• EXERCISE:
Count the lines in the entries below that contain the string "swatch". Reply with the number alone.

****************

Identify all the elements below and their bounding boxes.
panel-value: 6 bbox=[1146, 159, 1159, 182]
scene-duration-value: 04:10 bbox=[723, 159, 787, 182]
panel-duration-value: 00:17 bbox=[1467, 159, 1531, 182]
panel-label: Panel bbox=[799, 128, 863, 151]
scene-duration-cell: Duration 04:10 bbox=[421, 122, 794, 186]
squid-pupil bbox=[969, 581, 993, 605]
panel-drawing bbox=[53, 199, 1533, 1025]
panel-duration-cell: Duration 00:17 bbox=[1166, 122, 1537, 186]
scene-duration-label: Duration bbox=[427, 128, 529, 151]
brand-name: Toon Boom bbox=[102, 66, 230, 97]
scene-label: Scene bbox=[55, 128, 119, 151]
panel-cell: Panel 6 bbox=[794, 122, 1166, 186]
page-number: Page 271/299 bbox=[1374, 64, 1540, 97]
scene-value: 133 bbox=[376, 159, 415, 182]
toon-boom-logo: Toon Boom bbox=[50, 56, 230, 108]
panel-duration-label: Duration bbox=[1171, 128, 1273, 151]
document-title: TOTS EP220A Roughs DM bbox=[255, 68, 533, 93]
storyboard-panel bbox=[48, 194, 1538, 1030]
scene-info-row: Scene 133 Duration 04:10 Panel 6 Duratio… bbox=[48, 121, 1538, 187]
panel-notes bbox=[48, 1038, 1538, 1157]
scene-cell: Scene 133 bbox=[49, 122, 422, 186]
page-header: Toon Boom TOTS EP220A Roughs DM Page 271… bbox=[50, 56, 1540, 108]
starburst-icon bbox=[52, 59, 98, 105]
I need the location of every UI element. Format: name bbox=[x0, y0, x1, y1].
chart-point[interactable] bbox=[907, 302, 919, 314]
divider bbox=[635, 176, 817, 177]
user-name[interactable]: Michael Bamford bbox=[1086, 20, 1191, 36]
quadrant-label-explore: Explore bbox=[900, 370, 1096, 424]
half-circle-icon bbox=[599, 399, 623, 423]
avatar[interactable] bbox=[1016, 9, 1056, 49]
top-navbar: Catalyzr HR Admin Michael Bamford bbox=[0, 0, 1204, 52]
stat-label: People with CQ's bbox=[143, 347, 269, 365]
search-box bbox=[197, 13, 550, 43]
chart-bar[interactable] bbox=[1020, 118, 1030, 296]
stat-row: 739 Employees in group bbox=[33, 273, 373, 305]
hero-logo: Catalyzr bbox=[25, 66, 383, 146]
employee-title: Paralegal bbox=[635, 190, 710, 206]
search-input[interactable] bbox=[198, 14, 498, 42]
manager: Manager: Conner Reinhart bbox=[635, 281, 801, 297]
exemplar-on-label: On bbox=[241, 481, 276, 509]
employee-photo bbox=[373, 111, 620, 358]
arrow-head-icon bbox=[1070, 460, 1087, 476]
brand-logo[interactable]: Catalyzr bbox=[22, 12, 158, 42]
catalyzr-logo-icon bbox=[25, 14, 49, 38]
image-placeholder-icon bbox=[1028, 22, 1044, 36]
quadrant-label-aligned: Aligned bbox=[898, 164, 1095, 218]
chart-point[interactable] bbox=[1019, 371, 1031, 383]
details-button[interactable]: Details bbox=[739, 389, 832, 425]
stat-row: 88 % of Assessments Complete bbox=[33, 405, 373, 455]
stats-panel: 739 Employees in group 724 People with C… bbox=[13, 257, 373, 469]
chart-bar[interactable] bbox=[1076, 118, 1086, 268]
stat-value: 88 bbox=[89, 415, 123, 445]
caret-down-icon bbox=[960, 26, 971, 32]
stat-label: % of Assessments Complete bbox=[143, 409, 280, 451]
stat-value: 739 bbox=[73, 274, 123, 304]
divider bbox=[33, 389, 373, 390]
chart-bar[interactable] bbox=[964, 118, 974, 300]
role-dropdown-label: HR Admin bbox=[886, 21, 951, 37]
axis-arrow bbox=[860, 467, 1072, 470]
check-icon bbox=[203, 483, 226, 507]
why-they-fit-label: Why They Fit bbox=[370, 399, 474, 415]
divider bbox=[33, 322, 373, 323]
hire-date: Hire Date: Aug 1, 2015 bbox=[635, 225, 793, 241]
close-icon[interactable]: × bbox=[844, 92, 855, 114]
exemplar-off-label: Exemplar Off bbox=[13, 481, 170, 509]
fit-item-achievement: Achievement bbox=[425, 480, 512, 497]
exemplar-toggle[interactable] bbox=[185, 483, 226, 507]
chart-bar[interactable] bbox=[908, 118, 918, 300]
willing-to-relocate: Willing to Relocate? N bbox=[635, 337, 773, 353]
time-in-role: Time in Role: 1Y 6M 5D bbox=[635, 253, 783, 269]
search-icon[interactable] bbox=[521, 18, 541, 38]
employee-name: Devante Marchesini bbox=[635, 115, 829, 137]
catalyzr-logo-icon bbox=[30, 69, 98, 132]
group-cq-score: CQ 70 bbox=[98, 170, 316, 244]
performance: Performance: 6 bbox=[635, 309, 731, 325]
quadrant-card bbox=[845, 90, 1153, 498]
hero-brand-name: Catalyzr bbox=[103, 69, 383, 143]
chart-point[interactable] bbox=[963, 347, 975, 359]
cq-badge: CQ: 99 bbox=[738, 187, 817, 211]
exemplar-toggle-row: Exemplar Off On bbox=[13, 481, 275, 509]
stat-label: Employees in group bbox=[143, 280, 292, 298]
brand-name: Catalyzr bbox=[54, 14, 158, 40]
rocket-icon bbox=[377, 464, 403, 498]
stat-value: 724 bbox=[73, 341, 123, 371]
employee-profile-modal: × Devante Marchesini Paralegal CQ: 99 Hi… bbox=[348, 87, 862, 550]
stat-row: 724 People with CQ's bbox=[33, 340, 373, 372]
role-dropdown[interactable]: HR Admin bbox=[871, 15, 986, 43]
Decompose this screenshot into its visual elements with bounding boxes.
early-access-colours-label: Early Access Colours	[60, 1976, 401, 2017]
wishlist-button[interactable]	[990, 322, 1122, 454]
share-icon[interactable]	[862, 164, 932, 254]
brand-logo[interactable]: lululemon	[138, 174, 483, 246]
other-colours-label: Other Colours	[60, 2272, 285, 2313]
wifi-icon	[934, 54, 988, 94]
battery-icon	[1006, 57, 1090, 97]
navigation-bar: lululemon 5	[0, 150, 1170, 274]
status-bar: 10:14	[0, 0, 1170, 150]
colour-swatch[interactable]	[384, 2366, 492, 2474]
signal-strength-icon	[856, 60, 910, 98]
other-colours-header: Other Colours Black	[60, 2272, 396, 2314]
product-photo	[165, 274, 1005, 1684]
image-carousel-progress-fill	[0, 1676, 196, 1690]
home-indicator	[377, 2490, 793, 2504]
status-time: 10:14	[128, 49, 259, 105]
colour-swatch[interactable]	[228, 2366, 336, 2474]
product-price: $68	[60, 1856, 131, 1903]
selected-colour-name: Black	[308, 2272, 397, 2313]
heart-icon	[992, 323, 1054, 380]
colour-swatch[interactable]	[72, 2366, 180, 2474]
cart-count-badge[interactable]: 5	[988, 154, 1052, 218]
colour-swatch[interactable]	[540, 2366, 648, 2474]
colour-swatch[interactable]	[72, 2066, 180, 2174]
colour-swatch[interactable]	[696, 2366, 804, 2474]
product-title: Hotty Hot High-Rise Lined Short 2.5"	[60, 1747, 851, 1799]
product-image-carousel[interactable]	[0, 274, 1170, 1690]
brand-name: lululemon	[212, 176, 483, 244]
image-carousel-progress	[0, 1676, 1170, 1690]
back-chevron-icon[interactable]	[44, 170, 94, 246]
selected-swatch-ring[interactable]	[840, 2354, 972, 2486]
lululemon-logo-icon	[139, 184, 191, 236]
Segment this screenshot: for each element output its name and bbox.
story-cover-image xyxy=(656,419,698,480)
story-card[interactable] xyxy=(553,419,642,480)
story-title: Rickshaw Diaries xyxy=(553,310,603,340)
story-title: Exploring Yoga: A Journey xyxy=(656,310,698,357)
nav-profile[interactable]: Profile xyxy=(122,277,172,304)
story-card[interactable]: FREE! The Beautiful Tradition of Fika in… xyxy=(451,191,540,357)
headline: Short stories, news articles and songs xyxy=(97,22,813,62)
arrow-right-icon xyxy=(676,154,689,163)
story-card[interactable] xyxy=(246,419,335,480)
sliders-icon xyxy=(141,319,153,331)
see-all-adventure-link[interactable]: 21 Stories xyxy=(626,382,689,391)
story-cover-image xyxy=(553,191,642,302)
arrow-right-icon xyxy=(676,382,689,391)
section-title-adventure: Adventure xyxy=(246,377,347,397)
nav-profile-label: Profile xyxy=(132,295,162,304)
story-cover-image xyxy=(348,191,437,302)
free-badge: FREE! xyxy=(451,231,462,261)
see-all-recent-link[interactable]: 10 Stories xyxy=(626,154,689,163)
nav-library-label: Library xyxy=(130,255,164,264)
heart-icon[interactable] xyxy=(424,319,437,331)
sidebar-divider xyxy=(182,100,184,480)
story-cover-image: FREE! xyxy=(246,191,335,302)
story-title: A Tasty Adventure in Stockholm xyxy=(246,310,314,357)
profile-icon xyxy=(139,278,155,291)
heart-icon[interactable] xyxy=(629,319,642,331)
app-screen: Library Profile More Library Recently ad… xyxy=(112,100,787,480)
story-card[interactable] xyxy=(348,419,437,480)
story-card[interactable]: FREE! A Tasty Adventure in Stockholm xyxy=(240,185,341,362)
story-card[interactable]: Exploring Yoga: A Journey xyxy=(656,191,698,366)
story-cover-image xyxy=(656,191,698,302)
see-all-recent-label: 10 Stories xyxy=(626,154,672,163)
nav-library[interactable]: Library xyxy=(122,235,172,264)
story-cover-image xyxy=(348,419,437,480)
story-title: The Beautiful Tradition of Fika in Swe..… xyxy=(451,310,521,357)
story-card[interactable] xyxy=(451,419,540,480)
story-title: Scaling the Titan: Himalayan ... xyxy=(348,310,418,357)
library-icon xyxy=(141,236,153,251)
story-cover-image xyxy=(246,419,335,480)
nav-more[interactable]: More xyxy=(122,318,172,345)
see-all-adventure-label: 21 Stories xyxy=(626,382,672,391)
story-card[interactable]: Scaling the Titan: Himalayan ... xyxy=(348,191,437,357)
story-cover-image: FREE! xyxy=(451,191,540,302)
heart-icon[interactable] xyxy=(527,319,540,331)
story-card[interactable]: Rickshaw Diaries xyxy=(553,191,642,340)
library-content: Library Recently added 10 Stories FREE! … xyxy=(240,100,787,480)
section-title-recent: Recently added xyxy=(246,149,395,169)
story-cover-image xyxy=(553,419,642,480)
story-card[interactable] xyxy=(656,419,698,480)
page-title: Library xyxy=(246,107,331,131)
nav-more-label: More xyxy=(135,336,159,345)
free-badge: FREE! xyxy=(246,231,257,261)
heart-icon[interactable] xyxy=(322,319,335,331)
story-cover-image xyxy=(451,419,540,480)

****************

• COMPLETED EXERCISE:
7